Record excerpts:
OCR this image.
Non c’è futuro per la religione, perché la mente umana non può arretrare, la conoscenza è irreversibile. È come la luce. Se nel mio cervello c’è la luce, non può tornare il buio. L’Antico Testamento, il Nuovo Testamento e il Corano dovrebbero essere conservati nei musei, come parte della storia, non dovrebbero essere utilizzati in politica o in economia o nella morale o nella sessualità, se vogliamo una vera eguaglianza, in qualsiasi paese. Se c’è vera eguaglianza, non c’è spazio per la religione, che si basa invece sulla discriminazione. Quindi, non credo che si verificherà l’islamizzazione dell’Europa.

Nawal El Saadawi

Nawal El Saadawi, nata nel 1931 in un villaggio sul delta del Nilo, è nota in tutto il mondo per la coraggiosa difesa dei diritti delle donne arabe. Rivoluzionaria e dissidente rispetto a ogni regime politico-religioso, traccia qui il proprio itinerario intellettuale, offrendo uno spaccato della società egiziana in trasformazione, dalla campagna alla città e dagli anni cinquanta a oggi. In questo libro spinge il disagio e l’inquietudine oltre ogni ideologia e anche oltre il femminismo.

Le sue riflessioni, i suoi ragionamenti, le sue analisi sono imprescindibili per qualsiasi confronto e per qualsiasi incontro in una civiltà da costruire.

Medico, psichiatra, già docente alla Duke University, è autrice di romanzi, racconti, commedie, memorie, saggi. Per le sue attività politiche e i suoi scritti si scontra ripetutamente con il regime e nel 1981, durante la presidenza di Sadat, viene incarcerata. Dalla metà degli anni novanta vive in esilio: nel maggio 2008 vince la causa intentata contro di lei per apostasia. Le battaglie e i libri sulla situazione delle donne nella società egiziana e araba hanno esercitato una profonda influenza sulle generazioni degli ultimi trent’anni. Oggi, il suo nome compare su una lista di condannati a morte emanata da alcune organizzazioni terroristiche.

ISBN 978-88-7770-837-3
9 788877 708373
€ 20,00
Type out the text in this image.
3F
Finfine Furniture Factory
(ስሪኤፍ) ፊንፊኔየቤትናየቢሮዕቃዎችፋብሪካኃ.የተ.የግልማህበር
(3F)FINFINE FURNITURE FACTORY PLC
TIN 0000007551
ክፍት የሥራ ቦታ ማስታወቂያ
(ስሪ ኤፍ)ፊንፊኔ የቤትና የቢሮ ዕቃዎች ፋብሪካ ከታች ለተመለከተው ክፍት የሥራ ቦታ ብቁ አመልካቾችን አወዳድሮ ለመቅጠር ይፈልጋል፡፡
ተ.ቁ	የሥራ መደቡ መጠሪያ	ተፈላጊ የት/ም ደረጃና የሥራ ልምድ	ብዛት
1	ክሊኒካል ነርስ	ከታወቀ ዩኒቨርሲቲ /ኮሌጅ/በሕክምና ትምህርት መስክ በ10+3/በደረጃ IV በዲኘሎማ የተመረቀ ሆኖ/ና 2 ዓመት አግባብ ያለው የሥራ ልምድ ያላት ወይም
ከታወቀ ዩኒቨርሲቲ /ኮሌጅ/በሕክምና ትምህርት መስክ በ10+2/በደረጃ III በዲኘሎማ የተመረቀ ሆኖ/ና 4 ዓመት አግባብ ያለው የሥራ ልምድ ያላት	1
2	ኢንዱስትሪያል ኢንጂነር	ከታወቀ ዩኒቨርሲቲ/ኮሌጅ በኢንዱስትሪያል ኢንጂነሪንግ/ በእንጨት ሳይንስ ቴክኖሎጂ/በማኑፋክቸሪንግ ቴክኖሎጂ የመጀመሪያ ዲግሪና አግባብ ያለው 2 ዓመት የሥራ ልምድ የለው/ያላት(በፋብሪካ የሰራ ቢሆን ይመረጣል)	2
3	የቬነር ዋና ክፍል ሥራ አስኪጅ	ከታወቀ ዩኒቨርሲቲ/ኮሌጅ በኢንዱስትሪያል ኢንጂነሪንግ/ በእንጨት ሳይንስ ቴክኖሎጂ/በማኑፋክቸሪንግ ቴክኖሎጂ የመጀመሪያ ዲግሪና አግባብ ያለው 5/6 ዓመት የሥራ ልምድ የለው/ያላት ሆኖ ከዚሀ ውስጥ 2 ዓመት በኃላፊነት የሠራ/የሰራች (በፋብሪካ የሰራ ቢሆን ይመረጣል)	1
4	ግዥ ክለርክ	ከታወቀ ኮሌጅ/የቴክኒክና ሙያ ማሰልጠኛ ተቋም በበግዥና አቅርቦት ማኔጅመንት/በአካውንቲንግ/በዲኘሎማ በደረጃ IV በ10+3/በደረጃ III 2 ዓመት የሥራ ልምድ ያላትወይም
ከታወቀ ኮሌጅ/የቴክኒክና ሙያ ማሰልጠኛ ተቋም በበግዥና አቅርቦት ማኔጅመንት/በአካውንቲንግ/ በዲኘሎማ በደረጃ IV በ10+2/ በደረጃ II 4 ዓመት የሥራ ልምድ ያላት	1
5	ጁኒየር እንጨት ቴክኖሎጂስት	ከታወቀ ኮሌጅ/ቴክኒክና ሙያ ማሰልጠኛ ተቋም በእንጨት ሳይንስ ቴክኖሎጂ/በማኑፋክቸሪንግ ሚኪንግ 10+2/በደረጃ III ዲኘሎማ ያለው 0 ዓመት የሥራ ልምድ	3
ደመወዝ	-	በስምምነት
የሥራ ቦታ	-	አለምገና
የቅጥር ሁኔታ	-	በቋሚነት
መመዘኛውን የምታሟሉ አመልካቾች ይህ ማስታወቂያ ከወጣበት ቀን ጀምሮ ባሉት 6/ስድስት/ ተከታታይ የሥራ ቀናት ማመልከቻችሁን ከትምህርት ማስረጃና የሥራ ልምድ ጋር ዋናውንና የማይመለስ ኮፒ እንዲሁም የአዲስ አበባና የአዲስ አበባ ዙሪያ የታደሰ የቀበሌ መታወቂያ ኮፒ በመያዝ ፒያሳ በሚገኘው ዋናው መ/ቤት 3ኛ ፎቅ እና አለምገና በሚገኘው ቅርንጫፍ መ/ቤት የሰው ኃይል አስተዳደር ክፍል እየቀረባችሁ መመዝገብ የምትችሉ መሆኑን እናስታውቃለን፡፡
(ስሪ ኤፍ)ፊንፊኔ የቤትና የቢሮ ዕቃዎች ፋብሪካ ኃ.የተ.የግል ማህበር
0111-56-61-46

Instructions for the task: Copy the data above in full, character for character.

Reply:
OCR this image.
Non c’è futuro per la religione, perché la mente umana non può arretrare, la conoscenza è irreversibile. È come la luce. Se nel mio cervello c’è la luce, non può tornare il buio. L’Antico Testamento, il Nuovo Testamento e il Corano dovrebbero essere conservati nei musei, come parte della storia, non dovrebbero essere utilizzati in politica o in economia o nella morale o nella sessualità, se vogliamo una vera eguaglianza, in qualsiasi paese. Se c’è vera eguaglianza, non c’è spazio per la religione, che si basa invece sulla discriminazione. Quindi, non credo che si verificherà l’islamizzazione dell’Europa.

Nawal El Saadawi

Nawal El Saadawi, nata nel 1931 in un villaggio sul delta del Nilo, è nota in tutto il mondo per la coraggiosa difesa dei diritti delle donne arabe. Rivoluzionaria e dissidente rispetto a ogni regime politico-religioso, traccia qui il proprio itinerario intellettuale, offrendo uno spaccato della società egiziana in trasformazione, dalla campagna alla città e dagli anni cinquanta a oggi. In questo libro spinge il disagio e l’inquietudine oltre ogni ideologia e anche oltre il femminismo.

Le sue riflessioni, i suoi ragionamenti, le sue analisi sono imprescindibili per qualsiasi confronto e per qualsiasi incontro in una civiltà da costruire.

Medico, psichiatra, già docente alla Duke University, è autrice di romanzi, racconti, commedie, memorie, saggi. Per le sue attività politiche e i suoi scritti si scontra ripetutamente con il regime e nel 1981, durante la presidenza di Sadat, viene incarcerata. Dalla metà degli anni novanta vive in esilio: nel maggio 2008 vince la causa intentata contro di lei per apostasia. Le battaglie e i libri sulla situazione delle donne nella società egiziana e araba hanno esercitato una profonda influenza sulle generazioni degli ultimi trent’anni. Oggi, il suo nome compare su una lista di condannati a morte emanata da alcune organizzazioni terroristiche.

ISBN 978-88-7770-837-3
9 788877 708373
€ 20,00
Type out the text in this image.
3F
Finfine Furniture Factory
(ስሪኤፍ) ፊንፊኔየቤትናየቢሮዕቃዎችፋብሪካኃ.የተ.የግልማህበር
(3F)FINFINE FURNITURE FACTORY PLC
TIN 0000007551
ክፍት የሥራ ቦታ ማስታወቂያ
(ስሪ ኤፍ)ፊንፊኔ የቤትና የቢሮ ዕቃዎች ፋብሪካ ከታች ለተመለከተው ክፍት የሥራ ቦታ ብቁ አመልካቾችን አወዳድሮ ለመቅጠር ይፈልጋል፡፡
ተ.ቁ	የሥራ መደቡ መጠሪያ	ተፈላጊ የት/ም ደረጃና የሥራ ልምድ	ብዛት
1	ክሊኒካል ነርስ	ከታወቀ ዩኒቨርሲቲ /ኮሌጅ/በሕክምና ትምህርት መስክ በ10+3/በደረጃ IV በዲኘሎማ የተመረቀ ሆኖ/ና 2 ዓመት አግባብ ያለው የሥራ ልምድ ያላት ወይም
ከታወቀ ዩኒቨርሲቲ /ኮሌጅ/በሕክምና ትምህርት መስክ በ10+2/በደረጃ III በዲኘሎማ የተመረቀ ሆኖ/ና 4 ዓመት አግባብ ያለው የሥራ ልምድ ያላት	1
2	ኢንዱስትሪያል ኢንጂነር	ከታወቀ ዩኒቨርሲቲ/ኮሌጅ በኢንዱስትሪያል ኢንጂነሪንግ/ በእንጨት ሳይንስ ቴክኖሎጂ/በማኑፋክቸሪንግ ቴክኖሎጂ የመጀመሪያ ዲግሪና አግባብ ያለው 2 ዓመት የሥራ ልምድ የለው/ያላት(በፋብሪካ የሰራ ቢሆን ይመረጣል)	2
3	የቬነር ዋና ክፍል ሥራ አስኪጅ	ከታወቀ ዩኒቨርሲቲ/ኮሌጅ በኢንዱስትሪያል ኢንጂነሪንግ/ በእንጨት ሳይንስ ቴክኖሎጂ/በማኑፋክቸሪንግ ቴክኖሎጂ የመጀመሪያ ዲግሪና አግባብ ያለው 5/6 ዓመት የሥራ ልምድ የለው/ያላት ሆኖ ከዚሀ ውስጥ 2 ዓመት በኃላፊነት የሠራ/የሰራች (በፋብሪካ የሰራ ቢሆን ይመረጣል)	1
4	ግዥ ክለርክ	ከታወቀ ኮሌጅ/የቴክኒክና ሙያ ማሰልጠኛ ተቋም በበግዥና አቅርቦት ማኔጅመንት/በአካውንቲንግ/በዲኘሎማ በደረጃ IV በ10+3/በደረጃ III 2 ዓመት የሥራ ልምድ ያላትወይም
ከታወቀ ኮሌጅ/የቴክኒክና ሙያ ማሰልጠኛ ተቋም በበግዥና አቅርቦት ማኔጅመንት/በአካውንቲንግ/ በዲኘሎማ በደረጃ IV በ10+2/ በደረጃ II 4 ዓመት የሥራ ልምድ ያላት	1
5	ጁኒየር እንጨት ቴክኖሎጂስት	ከታወቀ ኮሌጅ/ቴክኒክና ሙያ ማሰልጠኛ ተቋም በእንጨት ሳይንስ ቴክኖሎጂ/በማኑፋክቸሪንግ ሚኪንግ 10+2/በደረጃ III ዲኘሎማ ያለው 0 ዓመት የሥራ ልምድ	3
ደመወዝ	-	በስምምነት
የሥራ ቦታ	-	አለምገና
የቅጥር ሁኔታ	-	በቋሚነት
መመዘኛውን የምታሟሉ አመልካቾች ይህ ማስታወቂያ ከወጣበት ቀን ጀምሮ ባሉት 6/ስድስት/ ተከታታይ የሥራ ቀናት ማመልከቻችሁን ከትምህርት ማስረጃና የሥራ ልምድ ጋር ዋናውንና የማይመለስ ኮፒ እንዲሁም የአዲስ አበባና የአዲስ አበባ ዙሪያ የታደሰ የቀበሌ መታወቂያ ኮፒ በመያዝ ፒያሳ በሚገኘው ዋናው መ/ቤት 3ኛ ፎቅ እና አለምገና በሚገኘው ቅርንጫፍ መ/ቤት የሰው ኃይል አስተዳደር ክፍል እየቀረባችሁ መመዝገብ የምትችሉ መሆኑን እናስታውቃለን፡፡
(ስሪ ኤፍ)ፊንፊኔ የቤትና የቢሮ ዕቃዎች ፋብሪካ ኃ.የተ.የግል ማህበር
0111-56-61-46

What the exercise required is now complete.